> **The input**
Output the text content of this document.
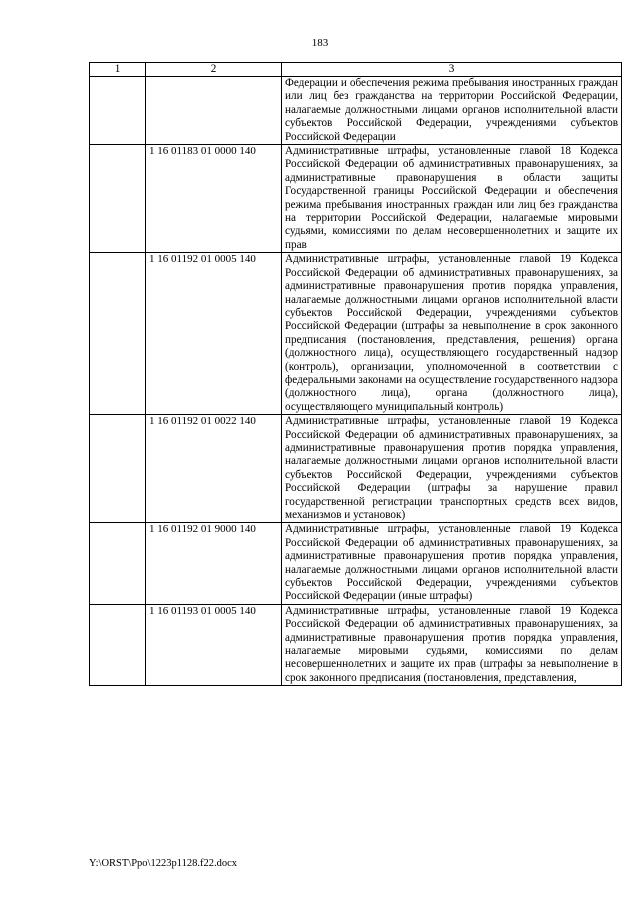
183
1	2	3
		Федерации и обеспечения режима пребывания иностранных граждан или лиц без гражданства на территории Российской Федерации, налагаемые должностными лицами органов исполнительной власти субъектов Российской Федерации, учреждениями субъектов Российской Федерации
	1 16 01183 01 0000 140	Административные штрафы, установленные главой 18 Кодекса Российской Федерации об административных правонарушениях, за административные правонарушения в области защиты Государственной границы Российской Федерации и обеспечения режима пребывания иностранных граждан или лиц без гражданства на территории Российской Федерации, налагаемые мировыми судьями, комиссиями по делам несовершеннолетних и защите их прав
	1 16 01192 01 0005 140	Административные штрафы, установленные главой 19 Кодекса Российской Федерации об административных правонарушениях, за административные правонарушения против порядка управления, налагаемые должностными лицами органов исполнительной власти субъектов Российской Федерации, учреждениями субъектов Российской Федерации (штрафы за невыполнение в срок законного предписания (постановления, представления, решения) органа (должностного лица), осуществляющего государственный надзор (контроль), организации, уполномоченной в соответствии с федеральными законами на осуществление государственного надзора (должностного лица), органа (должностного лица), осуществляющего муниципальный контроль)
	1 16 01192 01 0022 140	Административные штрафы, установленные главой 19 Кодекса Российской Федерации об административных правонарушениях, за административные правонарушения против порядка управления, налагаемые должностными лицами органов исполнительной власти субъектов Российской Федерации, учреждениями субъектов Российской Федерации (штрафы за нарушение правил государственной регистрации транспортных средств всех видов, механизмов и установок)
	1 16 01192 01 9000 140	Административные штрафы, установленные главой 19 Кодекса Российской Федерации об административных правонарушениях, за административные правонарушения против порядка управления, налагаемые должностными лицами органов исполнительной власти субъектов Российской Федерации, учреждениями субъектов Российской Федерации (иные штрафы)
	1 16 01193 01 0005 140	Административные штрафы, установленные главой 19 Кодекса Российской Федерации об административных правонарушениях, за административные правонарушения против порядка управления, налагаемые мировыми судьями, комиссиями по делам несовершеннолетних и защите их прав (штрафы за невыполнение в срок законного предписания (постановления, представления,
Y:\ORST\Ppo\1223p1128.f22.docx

> **Your goal**
Report the number of lines in the listing above that include the word "судьями", and nothing else.

> **In response**
2